Instructions to follow
List every person named in the explainer on the Congressional Budget Office below.

Selected extract
Explainer

How Nonpartisan Is the Congressional Budget Office?

Is it really as unbiased as they say?

Congressional Budget Office Director Douglas Elmendorf

The last-minute deal to raise the debt ceiling will trim the national deficit by at least $2.1 trillion over the next decade, according to a Congressional Budget Office study released Monday. The budget office, which provides economic analyses for lawmakers, is often touted as “independent” and “nonpartisan.” But how does a government agency remain unbiased amid such political tension?

Law and pride. The  Congressional Budget Act of 1974  created the CBO and set the rules for choosing its director: The Speaker of the House (now Ohio’s John Boehner) and the president pro tempore of the Senate (Hawaii’s Daniel Inouye, not to be confused with the president of the Senate, Joseph Biden) make the appointment jointly, based on recommendations from the House and Senate budget committees. Congress can also remove the director via a resolution in either chamber, but that’s never happened.

By law, Congress must evaluate potential directors “without regard to political affiliation and solely on the basis of fitness to perform his duties.” A similar rule applies to the CBO director in hiring roughly 250 underlings. The office has an internal code of ethics and an administrative manual that prohibits employees from “participating in partisan political activity if such participation would identify or appear to identify CBO with a candidate, campaign, or cause.” That said, its reputation for being unbiased relies, for the most part, on the pride and effort of its workers.

Extracted material
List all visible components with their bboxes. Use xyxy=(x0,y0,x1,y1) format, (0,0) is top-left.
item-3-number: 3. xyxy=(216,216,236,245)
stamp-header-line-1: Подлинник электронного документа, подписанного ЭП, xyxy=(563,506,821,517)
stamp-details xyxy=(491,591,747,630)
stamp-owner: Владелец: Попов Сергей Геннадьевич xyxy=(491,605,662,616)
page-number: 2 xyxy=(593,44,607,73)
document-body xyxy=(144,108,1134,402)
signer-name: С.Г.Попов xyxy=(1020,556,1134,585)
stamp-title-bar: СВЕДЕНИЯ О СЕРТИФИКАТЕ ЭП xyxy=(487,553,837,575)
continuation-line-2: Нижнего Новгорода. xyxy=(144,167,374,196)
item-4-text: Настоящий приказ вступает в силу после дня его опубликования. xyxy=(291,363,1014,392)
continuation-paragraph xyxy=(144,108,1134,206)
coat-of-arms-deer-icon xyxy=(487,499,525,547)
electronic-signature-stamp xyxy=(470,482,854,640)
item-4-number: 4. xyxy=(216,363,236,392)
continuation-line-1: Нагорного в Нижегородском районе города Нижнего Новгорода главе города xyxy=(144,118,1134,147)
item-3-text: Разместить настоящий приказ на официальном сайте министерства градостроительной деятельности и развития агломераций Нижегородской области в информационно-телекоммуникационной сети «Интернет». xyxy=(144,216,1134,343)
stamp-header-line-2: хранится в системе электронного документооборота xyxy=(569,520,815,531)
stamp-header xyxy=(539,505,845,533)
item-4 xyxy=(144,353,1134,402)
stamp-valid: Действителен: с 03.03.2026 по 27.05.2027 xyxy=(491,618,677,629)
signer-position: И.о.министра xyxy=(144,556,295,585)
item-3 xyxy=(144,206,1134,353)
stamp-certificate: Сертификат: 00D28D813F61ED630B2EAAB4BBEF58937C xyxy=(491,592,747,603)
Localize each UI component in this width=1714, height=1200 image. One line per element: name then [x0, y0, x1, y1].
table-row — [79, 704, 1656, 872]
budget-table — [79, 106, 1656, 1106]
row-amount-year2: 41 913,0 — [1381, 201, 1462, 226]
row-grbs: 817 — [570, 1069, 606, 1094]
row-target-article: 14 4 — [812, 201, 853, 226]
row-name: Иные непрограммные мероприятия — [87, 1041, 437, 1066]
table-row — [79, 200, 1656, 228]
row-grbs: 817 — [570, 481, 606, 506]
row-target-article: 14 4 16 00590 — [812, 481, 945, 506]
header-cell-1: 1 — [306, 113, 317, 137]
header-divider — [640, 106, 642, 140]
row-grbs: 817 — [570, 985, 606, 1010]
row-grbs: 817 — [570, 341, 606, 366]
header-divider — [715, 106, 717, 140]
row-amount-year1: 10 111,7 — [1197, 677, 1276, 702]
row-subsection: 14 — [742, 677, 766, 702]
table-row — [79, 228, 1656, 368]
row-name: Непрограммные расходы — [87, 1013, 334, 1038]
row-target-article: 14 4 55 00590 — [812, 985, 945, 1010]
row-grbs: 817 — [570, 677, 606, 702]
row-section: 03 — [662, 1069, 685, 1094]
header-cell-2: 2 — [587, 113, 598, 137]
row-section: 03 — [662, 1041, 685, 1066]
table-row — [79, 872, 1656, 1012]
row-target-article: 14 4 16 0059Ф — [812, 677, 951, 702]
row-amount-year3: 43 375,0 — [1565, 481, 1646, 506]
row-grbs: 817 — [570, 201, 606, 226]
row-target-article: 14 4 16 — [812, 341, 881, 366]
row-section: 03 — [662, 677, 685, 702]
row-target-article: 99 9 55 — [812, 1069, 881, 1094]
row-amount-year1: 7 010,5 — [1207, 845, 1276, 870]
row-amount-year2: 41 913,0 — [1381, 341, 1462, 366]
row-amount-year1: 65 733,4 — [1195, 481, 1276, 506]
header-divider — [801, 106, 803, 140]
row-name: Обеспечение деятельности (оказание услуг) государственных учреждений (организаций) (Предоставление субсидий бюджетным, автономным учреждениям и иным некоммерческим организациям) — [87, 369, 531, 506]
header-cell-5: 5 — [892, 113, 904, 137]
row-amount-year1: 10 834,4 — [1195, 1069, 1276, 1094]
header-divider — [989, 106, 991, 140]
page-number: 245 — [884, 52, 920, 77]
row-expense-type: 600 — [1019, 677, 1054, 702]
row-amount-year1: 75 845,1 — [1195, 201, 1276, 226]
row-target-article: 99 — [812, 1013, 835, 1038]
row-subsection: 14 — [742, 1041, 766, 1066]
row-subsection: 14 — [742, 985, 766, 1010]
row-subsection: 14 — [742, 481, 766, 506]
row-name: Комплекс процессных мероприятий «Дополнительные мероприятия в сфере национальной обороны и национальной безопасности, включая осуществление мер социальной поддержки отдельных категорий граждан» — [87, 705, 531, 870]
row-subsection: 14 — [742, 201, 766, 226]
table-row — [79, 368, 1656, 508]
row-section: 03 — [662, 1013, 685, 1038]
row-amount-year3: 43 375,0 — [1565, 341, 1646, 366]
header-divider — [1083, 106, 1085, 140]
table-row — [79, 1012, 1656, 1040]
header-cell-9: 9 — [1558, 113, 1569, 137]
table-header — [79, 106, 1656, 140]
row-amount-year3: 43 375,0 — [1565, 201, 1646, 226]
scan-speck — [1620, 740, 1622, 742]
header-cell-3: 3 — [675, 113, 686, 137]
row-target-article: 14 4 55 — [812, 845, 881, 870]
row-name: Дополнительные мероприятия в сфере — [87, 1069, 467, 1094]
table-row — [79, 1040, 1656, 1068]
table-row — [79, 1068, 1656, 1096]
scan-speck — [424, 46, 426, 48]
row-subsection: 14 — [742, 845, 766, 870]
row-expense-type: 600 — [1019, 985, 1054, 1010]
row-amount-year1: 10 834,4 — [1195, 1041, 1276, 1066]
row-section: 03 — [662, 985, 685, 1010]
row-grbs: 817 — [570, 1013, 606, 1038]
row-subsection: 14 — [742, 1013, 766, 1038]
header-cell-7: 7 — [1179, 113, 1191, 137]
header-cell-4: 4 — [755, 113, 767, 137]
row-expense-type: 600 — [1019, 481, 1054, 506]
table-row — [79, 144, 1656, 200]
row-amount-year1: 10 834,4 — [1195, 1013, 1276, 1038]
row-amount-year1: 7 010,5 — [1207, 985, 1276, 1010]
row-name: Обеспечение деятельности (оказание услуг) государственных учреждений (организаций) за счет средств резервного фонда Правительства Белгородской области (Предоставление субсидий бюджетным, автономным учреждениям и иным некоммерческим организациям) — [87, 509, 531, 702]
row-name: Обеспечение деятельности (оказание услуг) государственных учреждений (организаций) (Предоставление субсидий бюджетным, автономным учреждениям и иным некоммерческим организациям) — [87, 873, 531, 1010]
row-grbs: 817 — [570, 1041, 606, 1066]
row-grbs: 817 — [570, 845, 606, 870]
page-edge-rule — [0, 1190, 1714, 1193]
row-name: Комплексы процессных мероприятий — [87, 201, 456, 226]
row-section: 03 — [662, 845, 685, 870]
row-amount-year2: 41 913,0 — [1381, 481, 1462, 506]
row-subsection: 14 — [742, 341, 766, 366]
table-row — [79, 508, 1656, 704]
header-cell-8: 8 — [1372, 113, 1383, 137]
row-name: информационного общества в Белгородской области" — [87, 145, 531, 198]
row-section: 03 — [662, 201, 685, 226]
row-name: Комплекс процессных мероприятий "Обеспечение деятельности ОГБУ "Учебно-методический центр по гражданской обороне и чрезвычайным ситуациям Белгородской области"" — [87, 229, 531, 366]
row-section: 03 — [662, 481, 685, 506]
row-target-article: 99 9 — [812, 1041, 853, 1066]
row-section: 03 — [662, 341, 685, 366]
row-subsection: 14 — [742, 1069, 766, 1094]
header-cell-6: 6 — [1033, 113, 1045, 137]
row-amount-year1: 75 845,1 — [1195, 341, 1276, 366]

Task solution
Douglas Elmendorf, John Boehner, Daniel Inouye, Joseph Biden